• [EXERCISE DATA]

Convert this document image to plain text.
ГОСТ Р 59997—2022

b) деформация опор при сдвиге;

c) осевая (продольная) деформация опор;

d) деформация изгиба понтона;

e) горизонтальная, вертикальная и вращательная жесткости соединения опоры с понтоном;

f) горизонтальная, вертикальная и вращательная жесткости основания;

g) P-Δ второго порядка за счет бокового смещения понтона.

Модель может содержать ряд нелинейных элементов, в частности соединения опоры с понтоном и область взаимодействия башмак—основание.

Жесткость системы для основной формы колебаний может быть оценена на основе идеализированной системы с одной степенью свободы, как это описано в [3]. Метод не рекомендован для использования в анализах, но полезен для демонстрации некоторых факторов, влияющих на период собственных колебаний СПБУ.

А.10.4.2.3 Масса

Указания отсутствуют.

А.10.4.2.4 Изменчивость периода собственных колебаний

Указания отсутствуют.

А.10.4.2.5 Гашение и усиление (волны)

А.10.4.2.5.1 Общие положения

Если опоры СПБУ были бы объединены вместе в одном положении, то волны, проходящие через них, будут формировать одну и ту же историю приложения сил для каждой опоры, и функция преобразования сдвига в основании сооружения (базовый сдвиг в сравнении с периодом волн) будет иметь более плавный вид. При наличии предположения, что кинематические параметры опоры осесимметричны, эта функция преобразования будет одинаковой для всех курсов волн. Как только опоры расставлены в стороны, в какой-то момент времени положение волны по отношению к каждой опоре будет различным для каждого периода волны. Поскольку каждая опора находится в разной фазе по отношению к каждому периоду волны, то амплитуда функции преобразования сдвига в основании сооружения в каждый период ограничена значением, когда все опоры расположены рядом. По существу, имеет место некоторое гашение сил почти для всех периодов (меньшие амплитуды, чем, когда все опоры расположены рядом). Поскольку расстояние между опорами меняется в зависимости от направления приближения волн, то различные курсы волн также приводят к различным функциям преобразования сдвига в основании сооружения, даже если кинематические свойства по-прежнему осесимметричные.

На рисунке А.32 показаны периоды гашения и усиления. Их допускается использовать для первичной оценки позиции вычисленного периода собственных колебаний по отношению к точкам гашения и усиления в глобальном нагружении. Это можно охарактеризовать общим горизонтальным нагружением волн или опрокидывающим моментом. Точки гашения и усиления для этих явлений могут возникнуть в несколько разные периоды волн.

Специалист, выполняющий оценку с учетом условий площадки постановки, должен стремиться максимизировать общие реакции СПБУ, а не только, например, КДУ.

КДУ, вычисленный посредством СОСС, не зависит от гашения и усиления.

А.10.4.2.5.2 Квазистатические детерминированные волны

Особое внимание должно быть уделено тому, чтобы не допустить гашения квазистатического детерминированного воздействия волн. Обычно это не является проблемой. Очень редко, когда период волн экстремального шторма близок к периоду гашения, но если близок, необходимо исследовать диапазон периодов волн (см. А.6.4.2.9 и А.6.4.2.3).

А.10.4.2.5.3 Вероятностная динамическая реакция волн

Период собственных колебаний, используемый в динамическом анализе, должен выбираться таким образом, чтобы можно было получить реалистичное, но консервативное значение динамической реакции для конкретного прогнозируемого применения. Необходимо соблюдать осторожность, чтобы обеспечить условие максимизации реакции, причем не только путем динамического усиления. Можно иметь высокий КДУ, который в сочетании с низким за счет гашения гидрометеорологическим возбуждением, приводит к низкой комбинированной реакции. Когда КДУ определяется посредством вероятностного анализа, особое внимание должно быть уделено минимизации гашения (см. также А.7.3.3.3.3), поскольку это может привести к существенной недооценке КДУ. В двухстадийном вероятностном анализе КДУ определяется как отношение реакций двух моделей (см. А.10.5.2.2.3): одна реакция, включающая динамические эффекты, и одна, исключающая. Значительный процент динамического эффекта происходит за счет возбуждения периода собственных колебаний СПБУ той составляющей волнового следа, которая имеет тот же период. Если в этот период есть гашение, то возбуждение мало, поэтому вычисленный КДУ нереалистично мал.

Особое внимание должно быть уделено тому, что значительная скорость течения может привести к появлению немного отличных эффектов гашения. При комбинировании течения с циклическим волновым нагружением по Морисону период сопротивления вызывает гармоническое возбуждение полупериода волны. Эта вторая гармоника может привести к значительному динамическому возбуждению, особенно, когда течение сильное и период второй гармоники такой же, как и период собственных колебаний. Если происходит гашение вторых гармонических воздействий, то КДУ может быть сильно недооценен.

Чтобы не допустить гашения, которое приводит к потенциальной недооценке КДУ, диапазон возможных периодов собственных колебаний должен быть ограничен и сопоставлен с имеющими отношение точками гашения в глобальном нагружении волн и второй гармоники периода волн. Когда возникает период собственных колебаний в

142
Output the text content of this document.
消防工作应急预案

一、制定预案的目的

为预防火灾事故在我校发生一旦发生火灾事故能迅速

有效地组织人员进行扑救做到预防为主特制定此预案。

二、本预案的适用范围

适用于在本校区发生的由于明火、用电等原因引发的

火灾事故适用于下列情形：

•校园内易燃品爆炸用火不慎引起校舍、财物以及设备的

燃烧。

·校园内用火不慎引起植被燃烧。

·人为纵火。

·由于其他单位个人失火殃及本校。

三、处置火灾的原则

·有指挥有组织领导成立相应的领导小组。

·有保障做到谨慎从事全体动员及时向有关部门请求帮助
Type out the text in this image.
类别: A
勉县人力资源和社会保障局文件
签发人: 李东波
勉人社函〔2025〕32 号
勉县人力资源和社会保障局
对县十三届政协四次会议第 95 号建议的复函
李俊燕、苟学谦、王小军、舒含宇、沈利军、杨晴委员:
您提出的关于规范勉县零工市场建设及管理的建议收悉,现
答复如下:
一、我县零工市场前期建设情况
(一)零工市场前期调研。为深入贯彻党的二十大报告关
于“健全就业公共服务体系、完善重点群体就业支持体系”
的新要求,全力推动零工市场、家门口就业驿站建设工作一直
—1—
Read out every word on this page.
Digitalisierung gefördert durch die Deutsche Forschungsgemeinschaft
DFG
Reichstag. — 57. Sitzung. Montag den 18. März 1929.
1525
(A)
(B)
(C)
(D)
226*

• [EXERCISE]
Output the lines from the line containing "Read out every word on this page." to the end, both included; add nothing.

• [PROBLEM SOLUTION]
Read out every word on this page.
Digitalisierung gefördert durch die Deutsche Forschungsgemeinschaft
DFG
Reichstag. — 57. Sitzung. Montag den 18. März 1929.
1525
(A)
(B)
(C)
(D)
226*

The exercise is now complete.